_Extracted data entries:_
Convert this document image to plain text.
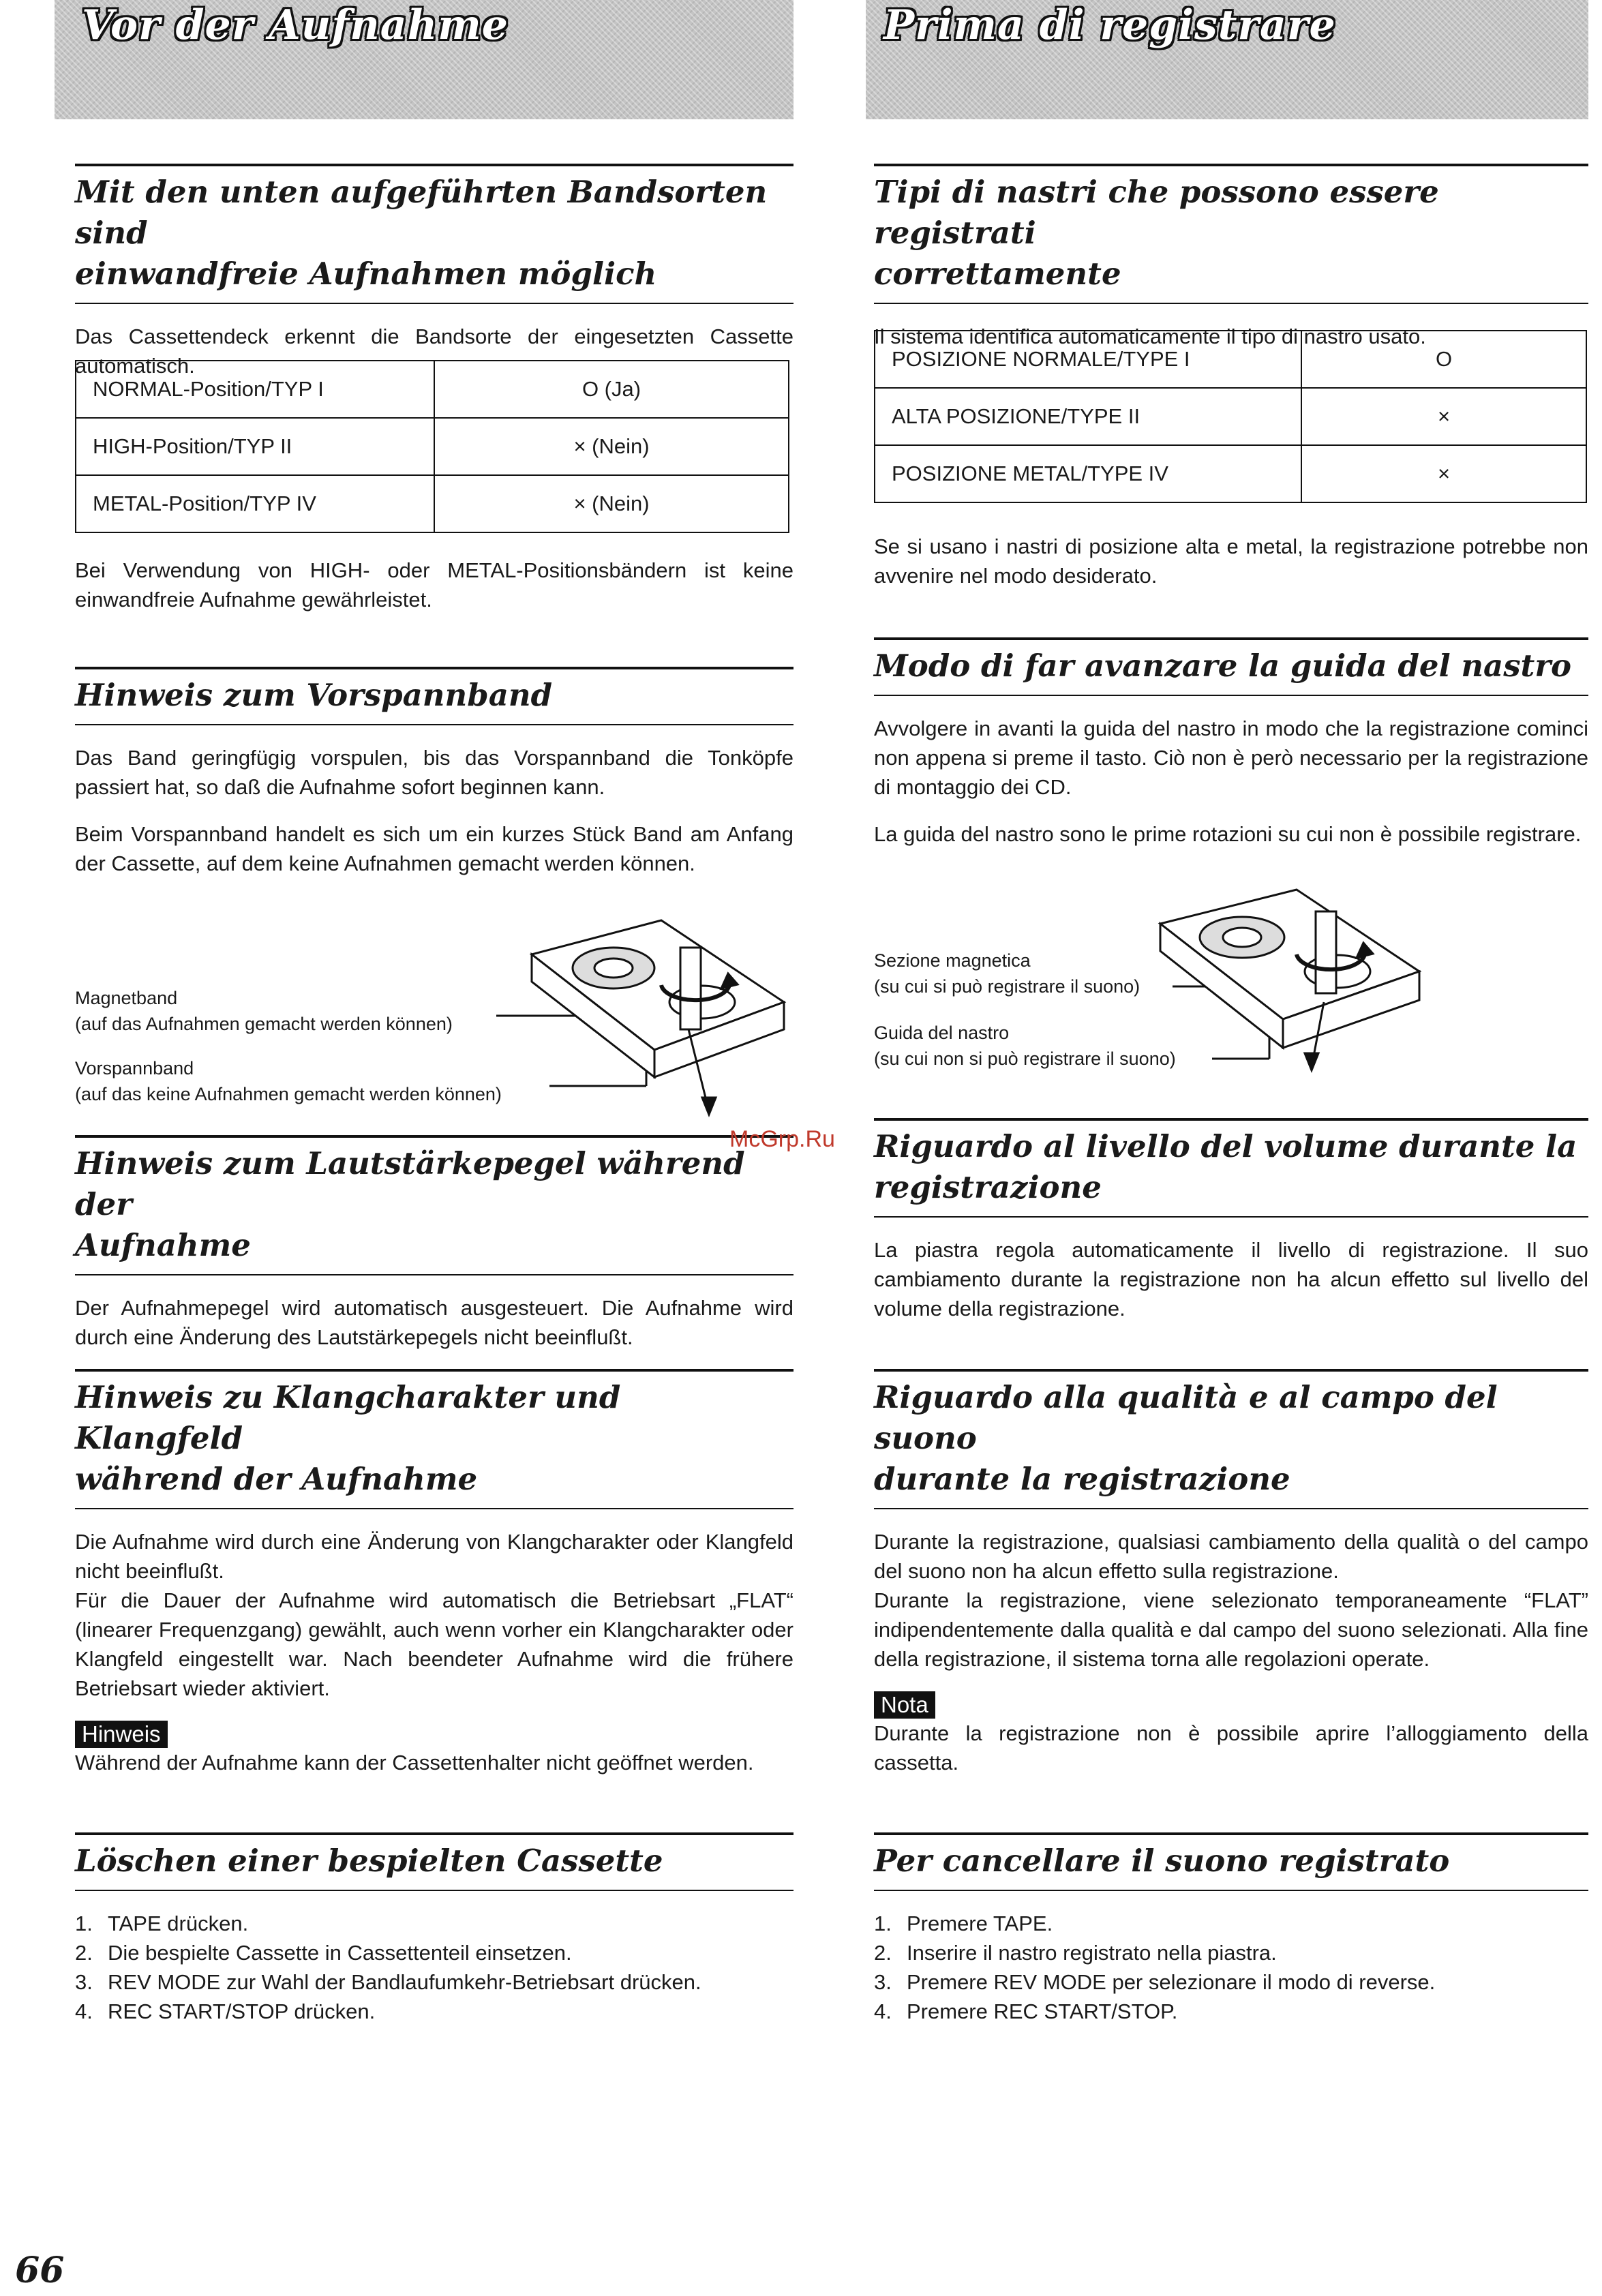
Vor der Aufnahme
Mit den unten aufgeführten Bandsorten sind
einwandfreie Aufnahmen möglich

Das Cassettendeck erkennt die Bandsorte der eingesetzten Cassette automatisch.

NORMAL-Position/TYP I	O (Ja)
HIGH-Position/TYP II	× (Nein)
METAL-Position/TYP IV	× (Nein)

Bei Verwendung von HIGH- oder METAL-Positionsbändern ist keine einwandfreie Aufnahme gewährleistet.

Hinweis zum Vorspannband

Das Band geringfügig vorspulen, bis das Vorspannband die Tonköpfe passiert hat, so daß die Aufnahme sofort beginnen kann.

Beim Vorspannband handelt es sich um ein kurzes Stück Band am Anfang der Cassette, auf dem keine Aufnahmen gemacht werden können.

Magnetband
(auf das Aufnahmen gemacht werden können)
Vorspannband
(auf das keine Aufnahmen gemacht werden können)
Hinweis zum Lautstärkepegel während der
Aufnahme

Der Aufnahmepegel wird automatisch ausgesteuert. Die Aufnahme wird durch eine Änderung des Lautstärkepegels nicht beeinflußt.

Hinweis zu Klangcharakter und Klangfeld
während der Aufnahme

Die Aufnahme wird durch eine Änderung von Klangcharakter oder Klangfeld nicht beeinflußt.

Für die Dauer der Aufnahme wird automatisch die Betriebsart „FLAT“ (linearer Frequenzgang) gewählt, auch wenn vorher ein Klangcharakter oder Klangfeld eingestellt war. Nach beendeter Aufnahme wird die frühere Betriebsart wieder aktiviert.

Hinweis

Während der Aufnahme kann der Cassettenhalter nicht geöffnet werden.

Löschen einer bespielten Cassette
1. TAPE drücken.
2. Die bespielte Cassette in Cassettenteil einsetzen.
3. REV MODE zur Wahl der Bandlaufumkehr-Betriebsart drücken.
4. REC START/STOP drücken.
Prima di registrare
Tipi di nastri che possono essere registrati
correttamente

Il sistema identifica automaticamente il tipo di nastro usato.

POSIZIONE NORMALE/TYPE I	O
ALTA POSIZIONE/TYPE II	×
POSIZIONE METAL/TYPE IV	×

Se si usano i nastri di posizione alta e metal, la registrazione potrebbe non avvenire nel modo desiderato.

Modo di far avanzare la guida del nastro

Avvolgere in avanti la guida del nastro in modo che la registrazione cominci non appena si preme il tasto. Ciò non è però necessario per la registrazione di montaggio dei CD.

La guida del nastro sono le prime rotazioni su cui non è possibile registrare.

Sezione magnetica
(su cui si può registrare il suono)
Guida del nastro
(su cui non si può registrare il suono)
Riguardo al livello del volume durante la
registrazione

La piastra regola automaticamente il livello di registrazione. Il suo cambiamento durante la registrazione non ha alcun effetto sul livello del volume della registrazione.

Riguardo alla qualità e al campo del suono
durante la registrazione

Durante la registrazione, qualsiasi cambiamento della qualità o del campo del suono non ha alcun effetto sulla registrazione.

Durante la registrazione, viene selezionato temporaneamente “FLAT” indipendentemente dalla qualità e dal campo del suono selezionati. Alla fine della registrazione, il sistema torna alle regolazioni operate.

Nota

Durante la registrazione non è possibile aprire l’alloggiamento della cassetta.

Per cancellare il suono registrato
1. Premere TAPE.
2. Inserire il nastro registrato nella piastra.
3. Premere REV MODE per selezionare il modo di reverse.
4. Premere REC START/STOP.
McGrp.Ru
66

_WHAT IS BEING ASKED:_
Report each line of the material above where the word "START" appears.

_SOLUTION TO THIS EXERCISE:_
4. REC START/STOP drücken.
4. Premere REC START/STOP.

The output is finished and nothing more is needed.